─── DOCUMENTO FUENTE

¿Para qué nos sirve la intuición?

Carolina Cañil Cubillo. Las Rozas (Madrid)

Estoy en Londres, como en los viejos tiempos, para saludar al año nuevo. Esta semana hemos entrevistado a cuatro científicos que irán alimentando otros tantos programas de Redes, de la Televisión Española. Hubo un tiempo, hace ya casi veinte años, en el que Redes era una ventana abierta al mundo exterior. oíamos hablar por primera vez de científicos como el biólogo Richard Dawkins, máximo exponente del científico ateo y sabio; el neurólogo Oliver Sacks, entonces narrador incipiente del cerebro actual asediado por el conocimiento cognitivo; el geógrafo Jared Diamond, cuyo libro sobre las armas, los genes y el acero descubrió a millones de lectores su propio mundo por primera vez; o Nassim Nicholas Taleb, que empezaba entonces a abordar la ciencia de la toma de decisiones bajo el paraguas de la extrema opacidad.

¿Ha cambiado el mundo en el que vivimos tanto como se pretende a menudo? O, por el contrario, ¿seguimos en el dintel de un mundo nuevo cuyo fragor nos ensordece pero nunca acaba de llegar?

Esa es la eterna cuestión. No tiene uno la impresión de que Richard Dawkins haya convencido al resto del mundo de que el alma está en el cerebro , como sugería ya un investigador del siglo XVII.

──────

▸ **EJERCICIOS POR COMPLETAR**
A: Según el texto sobre la intuición, ¿en qué ciudad se encuentra quien escribe?
B: Explica, con lo que dice el texto sobre la intuición, para qué se está en Londres y qué se ha hecho allí esta semana.
C: Continúa el texto sobre la intuición a partir de su última oración.
Los registros no tienen relación con el texto sobre la intuición.

─── DATOS DEL EJERCICIO

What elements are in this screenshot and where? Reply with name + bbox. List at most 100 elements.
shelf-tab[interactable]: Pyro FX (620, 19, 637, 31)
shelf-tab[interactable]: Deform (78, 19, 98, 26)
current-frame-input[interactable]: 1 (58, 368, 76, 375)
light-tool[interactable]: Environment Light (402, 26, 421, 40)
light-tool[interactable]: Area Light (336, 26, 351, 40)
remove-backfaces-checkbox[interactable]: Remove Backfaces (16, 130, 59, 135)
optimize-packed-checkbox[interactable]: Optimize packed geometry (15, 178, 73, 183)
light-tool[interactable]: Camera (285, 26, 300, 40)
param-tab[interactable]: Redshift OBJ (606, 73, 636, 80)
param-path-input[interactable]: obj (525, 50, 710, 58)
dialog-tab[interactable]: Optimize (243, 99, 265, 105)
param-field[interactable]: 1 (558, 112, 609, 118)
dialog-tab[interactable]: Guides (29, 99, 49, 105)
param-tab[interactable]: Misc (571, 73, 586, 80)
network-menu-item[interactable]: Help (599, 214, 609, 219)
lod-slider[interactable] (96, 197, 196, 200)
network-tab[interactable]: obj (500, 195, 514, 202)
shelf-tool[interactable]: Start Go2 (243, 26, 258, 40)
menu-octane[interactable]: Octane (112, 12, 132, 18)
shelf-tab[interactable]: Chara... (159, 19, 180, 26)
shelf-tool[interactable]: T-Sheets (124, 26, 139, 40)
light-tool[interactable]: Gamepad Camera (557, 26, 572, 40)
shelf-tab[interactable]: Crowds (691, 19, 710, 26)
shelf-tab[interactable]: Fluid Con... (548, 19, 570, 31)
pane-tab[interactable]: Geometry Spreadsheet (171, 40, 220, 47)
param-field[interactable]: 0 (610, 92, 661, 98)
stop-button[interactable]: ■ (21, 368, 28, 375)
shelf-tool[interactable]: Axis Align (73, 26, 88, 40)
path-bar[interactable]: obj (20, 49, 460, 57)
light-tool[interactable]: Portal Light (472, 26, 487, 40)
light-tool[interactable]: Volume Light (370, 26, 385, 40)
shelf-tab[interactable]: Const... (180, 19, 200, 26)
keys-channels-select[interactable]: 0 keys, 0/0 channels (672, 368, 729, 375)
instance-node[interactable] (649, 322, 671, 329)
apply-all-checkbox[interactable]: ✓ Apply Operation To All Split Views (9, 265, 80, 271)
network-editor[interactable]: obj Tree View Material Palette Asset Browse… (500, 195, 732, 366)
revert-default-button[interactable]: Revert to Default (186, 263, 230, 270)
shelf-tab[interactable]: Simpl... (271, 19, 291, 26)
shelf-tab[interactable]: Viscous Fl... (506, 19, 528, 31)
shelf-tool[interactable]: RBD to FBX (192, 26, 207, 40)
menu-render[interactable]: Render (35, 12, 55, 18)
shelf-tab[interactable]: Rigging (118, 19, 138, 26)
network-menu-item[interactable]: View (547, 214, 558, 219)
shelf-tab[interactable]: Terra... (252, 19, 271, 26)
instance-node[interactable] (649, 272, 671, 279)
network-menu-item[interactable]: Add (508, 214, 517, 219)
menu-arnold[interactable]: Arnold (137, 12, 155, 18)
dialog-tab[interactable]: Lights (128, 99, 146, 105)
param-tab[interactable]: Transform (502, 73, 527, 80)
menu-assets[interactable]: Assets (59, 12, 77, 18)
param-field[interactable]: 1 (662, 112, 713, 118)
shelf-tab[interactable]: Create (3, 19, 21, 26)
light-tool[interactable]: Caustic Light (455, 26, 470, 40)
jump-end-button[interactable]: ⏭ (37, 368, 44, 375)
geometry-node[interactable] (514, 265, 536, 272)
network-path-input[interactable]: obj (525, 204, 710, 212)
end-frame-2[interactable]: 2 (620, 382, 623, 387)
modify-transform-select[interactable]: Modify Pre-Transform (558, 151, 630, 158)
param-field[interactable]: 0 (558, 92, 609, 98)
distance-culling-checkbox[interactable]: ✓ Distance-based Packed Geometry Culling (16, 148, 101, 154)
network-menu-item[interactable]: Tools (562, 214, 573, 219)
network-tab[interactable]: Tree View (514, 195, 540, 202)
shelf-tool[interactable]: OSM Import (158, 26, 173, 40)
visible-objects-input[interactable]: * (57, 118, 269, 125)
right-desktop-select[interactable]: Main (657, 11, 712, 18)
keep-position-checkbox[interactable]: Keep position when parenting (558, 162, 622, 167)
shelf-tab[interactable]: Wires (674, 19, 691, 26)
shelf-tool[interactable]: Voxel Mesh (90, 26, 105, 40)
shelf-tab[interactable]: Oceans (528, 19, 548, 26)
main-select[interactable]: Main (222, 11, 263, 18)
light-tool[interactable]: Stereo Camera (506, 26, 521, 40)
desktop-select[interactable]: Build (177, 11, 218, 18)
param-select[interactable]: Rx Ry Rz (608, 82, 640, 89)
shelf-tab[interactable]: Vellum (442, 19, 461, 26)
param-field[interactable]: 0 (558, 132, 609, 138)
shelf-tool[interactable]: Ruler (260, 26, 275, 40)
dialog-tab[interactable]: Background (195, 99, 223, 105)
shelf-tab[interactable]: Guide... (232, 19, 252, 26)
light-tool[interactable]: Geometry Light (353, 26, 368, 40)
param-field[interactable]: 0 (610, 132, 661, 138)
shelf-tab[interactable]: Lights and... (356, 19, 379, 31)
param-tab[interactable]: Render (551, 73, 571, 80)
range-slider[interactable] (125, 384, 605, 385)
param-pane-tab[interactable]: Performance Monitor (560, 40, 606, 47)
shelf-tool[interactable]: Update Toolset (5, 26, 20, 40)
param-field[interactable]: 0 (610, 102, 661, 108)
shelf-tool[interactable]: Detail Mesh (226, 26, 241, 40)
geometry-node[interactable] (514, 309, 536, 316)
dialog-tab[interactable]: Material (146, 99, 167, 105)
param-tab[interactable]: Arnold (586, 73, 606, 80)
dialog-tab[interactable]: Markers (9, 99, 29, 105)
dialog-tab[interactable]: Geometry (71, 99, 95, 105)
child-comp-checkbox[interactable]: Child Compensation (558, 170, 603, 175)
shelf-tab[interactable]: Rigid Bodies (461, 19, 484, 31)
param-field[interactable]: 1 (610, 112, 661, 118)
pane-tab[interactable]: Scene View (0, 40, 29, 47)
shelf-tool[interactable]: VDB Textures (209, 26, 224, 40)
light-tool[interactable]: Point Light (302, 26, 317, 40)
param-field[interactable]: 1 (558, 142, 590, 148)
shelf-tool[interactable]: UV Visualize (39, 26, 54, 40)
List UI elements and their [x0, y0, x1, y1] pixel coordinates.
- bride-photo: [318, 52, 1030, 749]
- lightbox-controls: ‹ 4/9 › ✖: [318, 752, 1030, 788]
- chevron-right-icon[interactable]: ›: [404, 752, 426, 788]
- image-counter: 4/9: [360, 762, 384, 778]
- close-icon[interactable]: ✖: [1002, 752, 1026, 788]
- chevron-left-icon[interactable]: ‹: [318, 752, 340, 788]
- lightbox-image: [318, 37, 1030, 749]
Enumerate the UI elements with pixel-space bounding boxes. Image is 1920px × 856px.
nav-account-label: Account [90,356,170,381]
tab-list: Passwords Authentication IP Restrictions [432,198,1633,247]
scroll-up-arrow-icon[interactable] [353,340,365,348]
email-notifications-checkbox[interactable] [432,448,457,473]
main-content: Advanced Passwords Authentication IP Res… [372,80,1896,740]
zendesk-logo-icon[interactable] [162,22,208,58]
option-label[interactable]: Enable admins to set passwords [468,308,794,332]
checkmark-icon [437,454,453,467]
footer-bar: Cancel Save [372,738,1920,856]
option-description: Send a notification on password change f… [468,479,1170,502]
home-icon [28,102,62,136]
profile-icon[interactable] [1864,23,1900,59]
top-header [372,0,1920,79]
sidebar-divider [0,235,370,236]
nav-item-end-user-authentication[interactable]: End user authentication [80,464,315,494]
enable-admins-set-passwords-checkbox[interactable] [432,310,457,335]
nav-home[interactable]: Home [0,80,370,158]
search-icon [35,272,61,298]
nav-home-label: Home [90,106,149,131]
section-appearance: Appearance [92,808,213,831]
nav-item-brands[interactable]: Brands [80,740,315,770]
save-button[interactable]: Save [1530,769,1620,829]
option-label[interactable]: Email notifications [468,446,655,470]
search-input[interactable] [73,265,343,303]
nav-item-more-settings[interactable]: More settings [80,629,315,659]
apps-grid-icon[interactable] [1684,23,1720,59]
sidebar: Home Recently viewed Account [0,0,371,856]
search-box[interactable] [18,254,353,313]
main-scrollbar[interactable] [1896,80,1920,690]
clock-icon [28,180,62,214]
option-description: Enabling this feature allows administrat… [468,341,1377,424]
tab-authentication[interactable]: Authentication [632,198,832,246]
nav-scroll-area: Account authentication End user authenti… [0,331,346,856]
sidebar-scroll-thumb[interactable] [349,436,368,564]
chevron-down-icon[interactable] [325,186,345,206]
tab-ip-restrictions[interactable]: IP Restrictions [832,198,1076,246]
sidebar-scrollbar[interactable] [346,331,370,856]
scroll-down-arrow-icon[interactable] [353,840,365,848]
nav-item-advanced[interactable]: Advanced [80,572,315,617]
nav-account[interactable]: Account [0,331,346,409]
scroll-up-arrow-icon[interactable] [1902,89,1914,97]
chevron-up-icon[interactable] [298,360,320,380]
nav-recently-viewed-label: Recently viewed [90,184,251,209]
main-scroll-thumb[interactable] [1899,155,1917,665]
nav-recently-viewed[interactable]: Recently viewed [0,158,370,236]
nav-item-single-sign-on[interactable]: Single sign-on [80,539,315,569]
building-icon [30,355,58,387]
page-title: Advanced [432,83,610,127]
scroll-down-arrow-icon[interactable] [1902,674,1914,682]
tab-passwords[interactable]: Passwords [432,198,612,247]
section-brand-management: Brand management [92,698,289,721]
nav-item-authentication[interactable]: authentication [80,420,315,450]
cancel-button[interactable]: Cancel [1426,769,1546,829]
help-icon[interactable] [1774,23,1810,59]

──────

▸ **RESPUESTAS DADAS**
A: En Londres.

B: Se está en Londres para saludar al año nuevo, como en los viejos tiempos. Esta semana se ha entrevistado allí a cuatro científicos que irán alimentando otros tantos programas de Redes, de la Televisión Española.

C:
Es curioso, pero, cuando comparo los poquísimos que estaban convencidos entonces de que el alma está en el cerebro con el número de los que han abandonado toda creencia sobrenatural ahora, no veo gran diferencia. Es probable que ahora vaya menos gente a misa, pero no parece haberse producido un cambio total de mentalidad; más bien se han sustituido unas prácticas de creyentes por otras, sin entrar en el tema de quién manda en el universo, si es que manda alguien.

Sí parece probable que la realidad cuántica se haya impuesto en la vida cotidiana. Hasta comienzos del siglo XX, el mundo se dividía entre los convencidos de que no había efectos sin causas es decir, que el futuro del mundo era siempre predecible en función de lo que ocurría ahora y los cuatro gatos que comulgaban con el principio de incertidumbre, en virtud del cual nada era predecible porque estábamos muy lejos de entender porque no todo se podía explicar razonablemente.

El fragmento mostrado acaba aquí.